BEGIN Extracted data
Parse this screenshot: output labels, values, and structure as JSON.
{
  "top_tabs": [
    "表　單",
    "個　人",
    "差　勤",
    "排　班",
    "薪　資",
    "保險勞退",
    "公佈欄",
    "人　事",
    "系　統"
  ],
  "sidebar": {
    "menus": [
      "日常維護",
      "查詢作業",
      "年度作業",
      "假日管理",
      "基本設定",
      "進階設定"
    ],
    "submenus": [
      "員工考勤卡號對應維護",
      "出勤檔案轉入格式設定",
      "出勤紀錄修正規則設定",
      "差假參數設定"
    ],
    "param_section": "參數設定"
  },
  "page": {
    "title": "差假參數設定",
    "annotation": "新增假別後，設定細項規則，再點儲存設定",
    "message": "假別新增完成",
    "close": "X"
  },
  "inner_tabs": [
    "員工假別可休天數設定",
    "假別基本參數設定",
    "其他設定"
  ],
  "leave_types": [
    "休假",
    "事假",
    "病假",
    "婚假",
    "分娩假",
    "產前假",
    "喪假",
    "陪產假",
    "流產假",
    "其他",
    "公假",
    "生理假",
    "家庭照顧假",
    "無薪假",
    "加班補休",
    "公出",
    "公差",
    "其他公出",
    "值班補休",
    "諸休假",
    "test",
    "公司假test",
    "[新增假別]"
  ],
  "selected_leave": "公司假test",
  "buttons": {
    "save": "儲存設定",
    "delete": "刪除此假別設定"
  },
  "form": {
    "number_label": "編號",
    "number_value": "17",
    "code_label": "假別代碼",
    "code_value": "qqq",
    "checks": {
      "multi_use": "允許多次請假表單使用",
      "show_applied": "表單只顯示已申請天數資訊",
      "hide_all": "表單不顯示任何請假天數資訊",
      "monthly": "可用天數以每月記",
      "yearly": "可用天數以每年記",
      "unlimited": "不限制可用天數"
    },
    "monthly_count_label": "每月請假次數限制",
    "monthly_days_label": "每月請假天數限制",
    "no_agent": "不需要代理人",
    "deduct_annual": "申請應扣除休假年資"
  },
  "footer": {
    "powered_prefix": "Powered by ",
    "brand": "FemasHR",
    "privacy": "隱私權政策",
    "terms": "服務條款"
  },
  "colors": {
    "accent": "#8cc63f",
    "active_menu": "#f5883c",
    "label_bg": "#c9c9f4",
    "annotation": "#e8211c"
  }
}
END Extracted data
Copy every line of the data that holds the string "annotation".

Worked answer ▸
    "annotation": "新增假別後，設定細項規則，再點儲存設定",
    "annotation": "#e8211c"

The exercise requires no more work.